▶ **EXERCISE TASK**
Set the data down again, exactly as it reads, but without the pictures.

▶ **MATERIAL FOR THIS EXERCISE**
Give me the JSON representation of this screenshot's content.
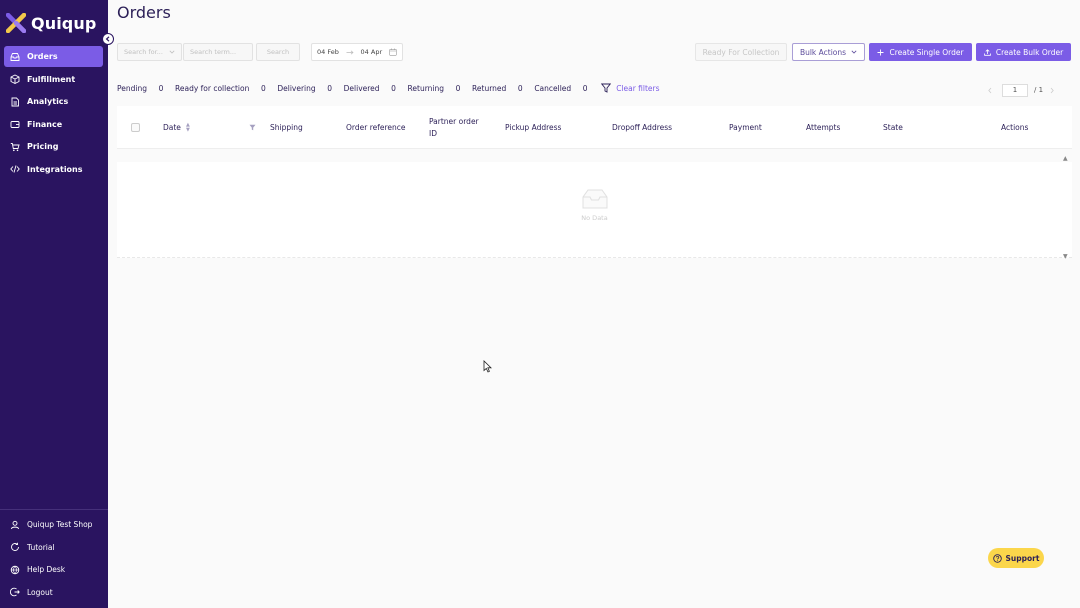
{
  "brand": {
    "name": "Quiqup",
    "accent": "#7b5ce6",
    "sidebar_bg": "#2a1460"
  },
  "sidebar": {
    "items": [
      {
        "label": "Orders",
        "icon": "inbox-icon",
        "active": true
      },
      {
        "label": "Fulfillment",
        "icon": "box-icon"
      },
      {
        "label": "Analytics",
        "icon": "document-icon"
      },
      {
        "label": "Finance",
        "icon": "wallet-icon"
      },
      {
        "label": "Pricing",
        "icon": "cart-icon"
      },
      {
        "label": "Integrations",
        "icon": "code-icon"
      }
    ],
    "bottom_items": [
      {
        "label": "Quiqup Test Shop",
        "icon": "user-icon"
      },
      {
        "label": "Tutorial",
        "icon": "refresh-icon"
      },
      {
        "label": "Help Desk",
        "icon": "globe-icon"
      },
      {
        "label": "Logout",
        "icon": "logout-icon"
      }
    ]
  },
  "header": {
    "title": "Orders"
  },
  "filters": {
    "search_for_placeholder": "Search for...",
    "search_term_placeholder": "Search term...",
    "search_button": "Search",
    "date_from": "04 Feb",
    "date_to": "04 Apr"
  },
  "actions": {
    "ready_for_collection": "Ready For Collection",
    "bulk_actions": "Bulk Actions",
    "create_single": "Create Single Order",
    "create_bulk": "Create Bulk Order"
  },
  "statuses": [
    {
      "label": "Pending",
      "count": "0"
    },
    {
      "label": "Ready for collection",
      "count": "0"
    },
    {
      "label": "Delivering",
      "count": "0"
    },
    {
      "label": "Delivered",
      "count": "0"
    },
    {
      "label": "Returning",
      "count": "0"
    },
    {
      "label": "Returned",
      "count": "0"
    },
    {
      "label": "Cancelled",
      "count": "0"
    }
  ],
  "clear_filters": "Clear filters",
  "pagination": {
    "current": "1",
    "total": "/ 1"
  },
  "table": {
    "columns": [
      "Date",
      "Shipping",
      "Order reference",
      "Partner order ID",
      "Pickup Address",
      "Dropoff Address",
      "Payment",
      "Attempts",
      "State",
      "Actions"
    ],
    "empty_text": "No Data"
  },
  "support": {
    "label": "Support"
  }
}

▶ **RESPONSE TO THE EXERCISE**
Give me the JSON representation of this screenshot's content.
{
  "brand": {
    "name": "Quiqup",
    "accent": "#7b5ce6",
    "sidebar_bg": "#2a1460"
  },
  "sidebar": {
    "items": [
      {
        "label": "Orders",
        "icon": "inbox-icon",
        "active": true
      },
      {
        "label": "Fulfillment",
        "icon": "box-icon"
      },
      {
        "label": "Analytics",
        "icon": "document-icon"
      },
      {
        "label": "Finance",
        "icon": "wallet-icon"
      },
      {
        "label": "Pricing",
        "icon": "cart-icon"
      },
      {
        "label": "Integrations",
        "icon": "code-icon"
      }
    ],
    "bottom_items": [
      {
        "label": "Quiqup Test Shop",
        "icon": "user-icon"
      },
      {
        "label": "Tutorial",
        "icon": "refresh-icon"
      },
      {
        "label": "Help Desk",
        "icon": "globe-icon"
      },
      {
        "label": "Logout",
        "icon": "logout-icon"
      }
    ]
  },
  "header": {
    "title": "Orders"
  },
  "filters": {
    "search_for_placeholder": "Search for...",
    "search_term_placeholder": "Search term...",
    "search_button": "Search",
    "date_from": "04 Feb",
    "date_to": "04 Apr"
  },
  "actions": {
    "ready_for_collection": "Ready For Collection",
    "bulk_actions": "Bulk Actions",
    "create_single": "Create Single Order",
    "create_bulk": "Create Bulk Order"
  },
  "statuses": [
    {
      "label": "Pending",
      "count": "0"
    },
    {
      "label": "Ready for collection",
      "count": "0"
    },
    {
      "label": "Delivering",
      "count": "0"
    },
    {
      "label": "Delivered",
      "count": "0"
    },
    {
      "label": "Returning",
      "count": "0"
    },
    {
      "label": "Returned",
      "count": "0"
    },
    {
      "label": "Cancelled",
      "count": "0"
    }
  ],
  "clear_filters": "Clear filters",
  "pagination": {
    "current": "1",
    "total": "/ 1"
  },
  "table": {
    "columns": [
      "Date",
      "Shipping",
      "Order reference",
      "Partner order ID",
      "Pickup Address",
      "Dropoff Address",
      "Payment",
      "Attempts",
      "State",
      "Actions"
    ],
    "empty_text": "No Data"
  },
  "support": {
    "label": "Support"
  }
}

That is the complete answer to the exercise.